REQUEST: Could you write out the lines below as a JSON list of strings, one string per line, with blank lines and pictures left out?

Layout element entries
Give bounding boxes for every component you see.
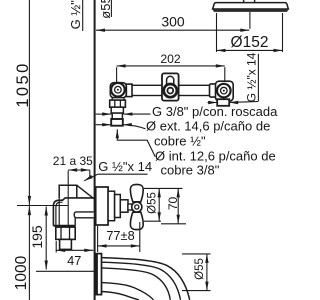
- svg-text:Ø55: Ø55: [194, 258, 206, 280]
- svg-text:21 a 35: 21 a 35: [53, 154, 93, 168]
- svg-text:1050: 1050: [14, 61, 32, 107]
- svg-text:77±8: 77±8: [106, 228, 134, 243]
- svg-text:202: 202: [160, 52, 181, 66]
- svg-text:G ½"x 14: G ½"x 14: [98, 159, 152, 174]
- svg-text:G 3/8" p/con. roscada: G 3/8" p/con. roscada: [152, 104, 278, 119]
- svg-text:G ½"x 14: G ½"x 14: [68, 0, 83, 29]
- svg-text:cobre ½": cobre ½": [154, 134, 206, 149]
- svg-text:ø55: ø55: [98, 0, 113, 19]
- svg-text:195: 195: [29, 225, 45, 249]
- svg-text:Ø55: Ø55: [146, 192, 158, 214]
- svg-text:300: 300: [161, 14, 185, 30]
- svg-text:1000: 1000: [13, 255, 30, 290]
- svg-text:cobre 3/8": cobre 3/8": [161, 163, 220, 178]
- svg-text:Ø ext. 14,6 p/caño de: Ø ext. 14,6 p/caño de: [146, 119, 270, 134]
- svg-text:Ø int. 12,6 p/caño de: Ø int. 12,6 p/caño de: [155, 148, 276, 163]
- svg-text:47: 47: [67, 253, 81, 268]
- svg-text:70: 70: [166, 197, 180, 211]
- svg-text:G ½"x 14: G ½"x 14: [244, 52, 258, 102]
- svg-text:Ø152: Ø152: [231, 34, 269, 51]
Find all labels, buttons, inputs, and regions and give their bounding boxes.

FULL ANSWER:
[
  "Give bounding boxes for every component you see.",
  "- svg-text:Ø55: Ø55: [194, 258, 206, 280]",
  "- svg-text:21 a 35: 21 a 35: [53, 154, 93, 168]",
  "- svg-text:1050: 1050: [14, 61, 32, 107]",
  "- svg-text:77±8: 77±8: [106, 228, 134, 243]",
  "- svg-text:202: 202: [160, 52, 181, 66]",
  "- svg-text:G ½\"x 14: G ½\"x 14: [98, 159, 152, 174]",
  "- svg-text:G 3/8\" p/con. roscada: G 3/8\" p/con. roscada: [152, 104, 278, 119]",
  "- svg-text:G ½\"x 14: G ½\"x 14: [68, 0, 83, 29]",
  "- svg-text:cobre ½\": cobre ½\": [154, 134, 206, 149]",
  "- svg-text:ø55: ø55: [98, 0, 113, 19]",
  "- svg-text:195: 195: [29, 225, 45, 249]",
  "- svg-text:Ø55: Ø55: [146, 192, 158, 214]",
  "- svg-text:300: 300: [161, 14, 185, 30]",
  "- svg-text:1000: 1000: [13, 255, 30, 290]",
  "- svg-text:cobre 3/8\": cobre 3/8\": [161, 163, 220, 178]",
  "- svg-text:Ø ext. 14,6 p/caño de: Ø ext. 14,6 p/caño de: [146, 119, 270, 134]",
  "- svg-text:Ø int. 12,6 p/caño de: Ø int. 12,6 p/caño de: [155, 148, 276, 163]",
  "- svg-text:47: 47: [67, 253, 81, 268]",
  "- svg-text:70: 70: [166, 197, 180, 211]",
  "- svg-text:G ½\"x 14: G ½\"x 14: [244, 52, 258, 102]",
  "- svg-text:Ø152: Ø152: [231, 34, 269, 51]",
  "Find all labels, buttons, inputs, and regions and give their bounding boxes."
]